Directions for this task |
Show every line in the records below that contains the word "color".

Figure contents as structured data
----------------------------------------

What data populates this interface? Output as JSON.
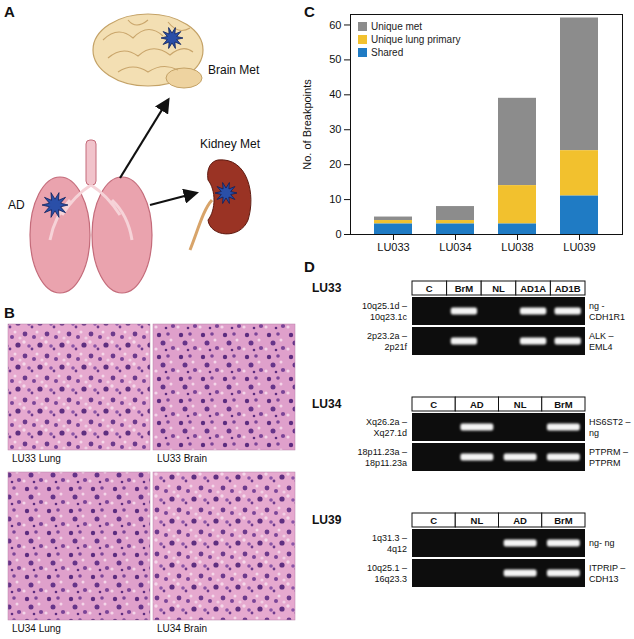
{
  "panel_labels": [
    "A",
    "B",
    "C",
    "D"
  ],
  "diagram": {
    "primary": "AD",
    "metastases": [
      "Brain Met",
      "Kidney Met"
    ]
  },
  "histology": {
    "images": [
      "LU33 Lung",
      "LU33 Brain",
      "LU34 Lung",
      "LU34 Brain"
    ]
  },
  "gel": {
    "cases": [
      {
        "name": "LU33",
        "lanes": [
          "C",
          "BrM",
          "NL",
          "AD1A",
          "AD1B"
        ],
        "rows": [
          {
            "left": [
              "10q25.1d –",
              "10q23.1c"
            ],
            "right": [
              "ng -",
              "CDH1R1"
            ],
            "bands": [
              false,
              true,
              false,
              true,
              true
            ]
          },
          {
            "left": [
              "2p23.2a –",
              "2p21f"
            ],
            "right": [
              "ALK –",
              "EML4"
            ],
            "bands": [
              false,
              true,
              false,
              true,
              true
            ]
          }
        ]
      },
      {
        "name": "LU34",
        "lanes": [
          "C",
          "AD",
          "NL",
          "BrM"
        ],
        "rows": [
          {
            "left": [
              "Xq26.2a –",
              "Xq27.1d"
            ],
            "right": [
              "HS6ST2 –",
              "ng"
            ],
            "bands": [
              false,
              true,
              false,
              true
            ]
          },
          {
            "left": [
              "18p11.23a –",
              "18p11.23a"
            ],
            "right": [
              "PTPRM –",
              "PTPRM"
            ],
            "bands": [
              false,
              true,
              true,
              true
            ]
          }
        ]
      },
      {
        "name": "LU39",
        "lanes": [
          "C",
          "NL",
          "AD",
          "BrM"
        ],
        "rows": [
          {
            "left": [
              "1q31.3 –",
              "4q12"
            ],
            "right": [
              "ng- ng"
            ],
            "bands": [
              false,
              false,
              true,
              true
            ]
          },
          {
            "left": [
              "10q25.1 –",
              "16q23.3"
            ],
            "right": [
              "ITPRIP –",
              "CDH13"
            ],
            "bands": [
              false,
              false,
              true,
              true
            ]
          }
        ]
      }
    ]
  },
  "chart_data": {
    "type": "bar",
    "stacked": true,
    "categories": [
      "LU033",
      "LU034",
      "LU038",
      "LU039"
    ],
    "series": [
      {
        "name": "Unique met",
        "color": "#8c8c8c",
        "values": [
          1,
          4,
          25,
          38
        ]
      },
      {
        "name": "Unique lung primary",
        "color": "#f2c12e",
        "values": [
          1,
          1,
          11,
          13
        ]
      },
      {
        "name": "Shared",
        "color": "#1f7bc4",
        "values": [
          3,
          3,
          3,
          11
        ]
      }
    ],
    "y_label": "No. of Breakpoints",
    "ylim": [
      0,
      63
    ],
    "yticks": [
      0,
      10,
      20,
      30,
      40,
      50,
      60
    ],
    "legend": "top-left"
  }
}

----------------------------------------

Exercise output |
        "color": "#8c8c8c",
        "color": "#f2c12e",
        "color": "#1f7bc4",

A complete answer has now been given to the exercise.